--- START Recorded data ---

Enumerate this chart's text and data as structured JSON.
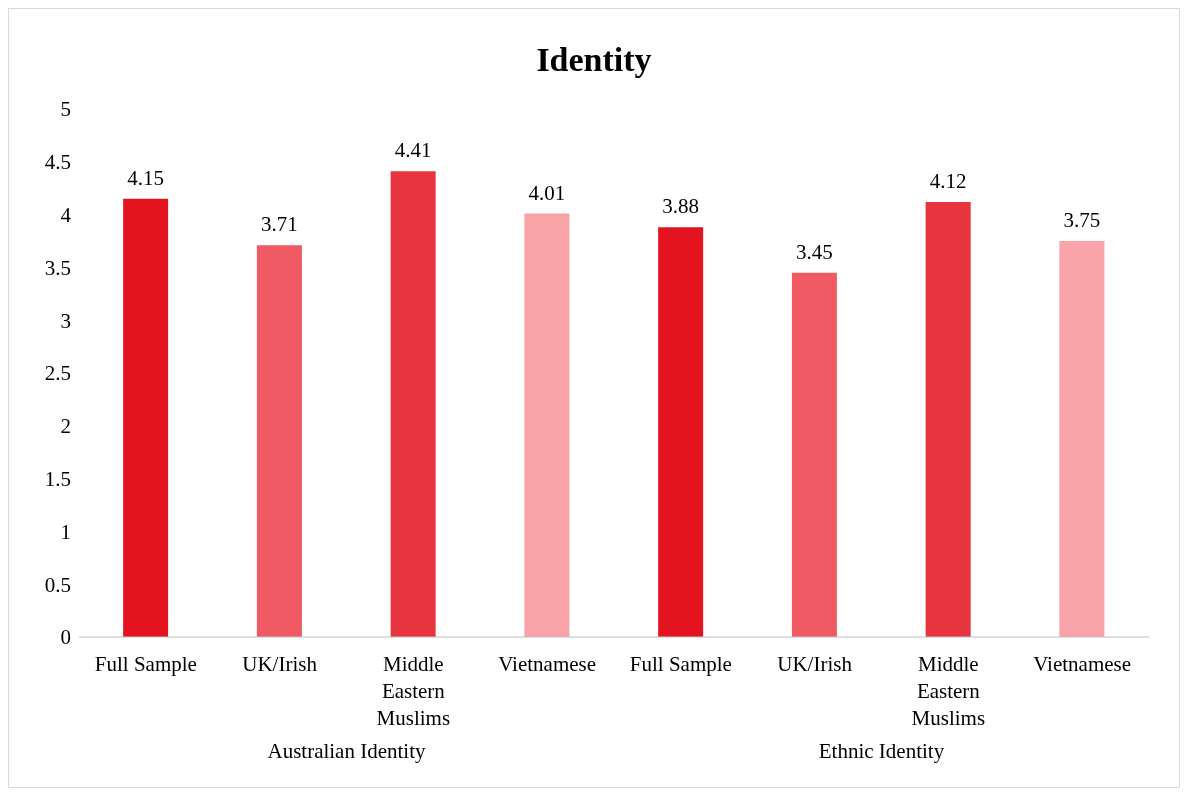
{
  "chart_data": {
    "type": "bar",
    "title": "Identity",
    "categories": [
      "Full Sample",
      "UK/Irish",
      "Middle Eastern Muslims",
      "Vietnamese",
      "Full Sample",
      "UK/Irish",
      "Middle Eastern Muslims",
      "Vietnamese"
    ],
    "values": [
      4.15,
      3.71,
      4.41,
      4.01,
      3.88,
      3.45,
      4.12,
      3.75
    ],
    "colors": [
      "#e3141f",
      "#f05a64",
      "#e8343f",
      "#f7a3a8",
      "#e3141f",
      "#f05a64",
      "#e8343f",
      "#f7a3a8"
    ],
    "ylim": [
      0,
      5
    ],
    "yticks": [
      0,
      0.5,
      1,
      1.5,
      2,
      2.5,
      3,
      3.5,
      4,
      4.5,
      5
    ],
    "grid": false,
    "data_labels": true,
    "annotations": [
      "Australian Identity",
      "Ethnic Identity"
    ]
  }
}
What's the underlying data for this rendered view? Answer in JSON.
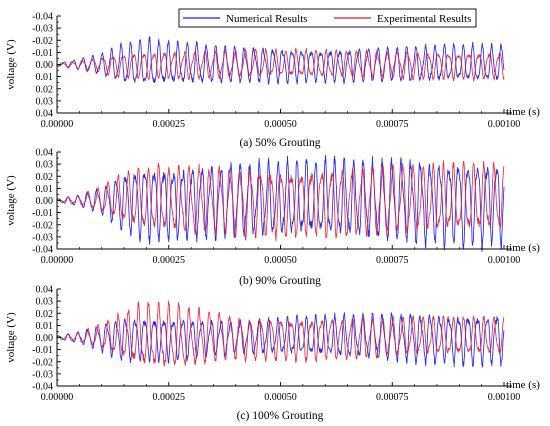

--- END Recorded data ---

Pick out lines containing the word "JSON", each one as written.

**Written reply**
Enumerate this chart's text and data as structured JSON.
What's the underlying data for this rendered view? Answer in JSON.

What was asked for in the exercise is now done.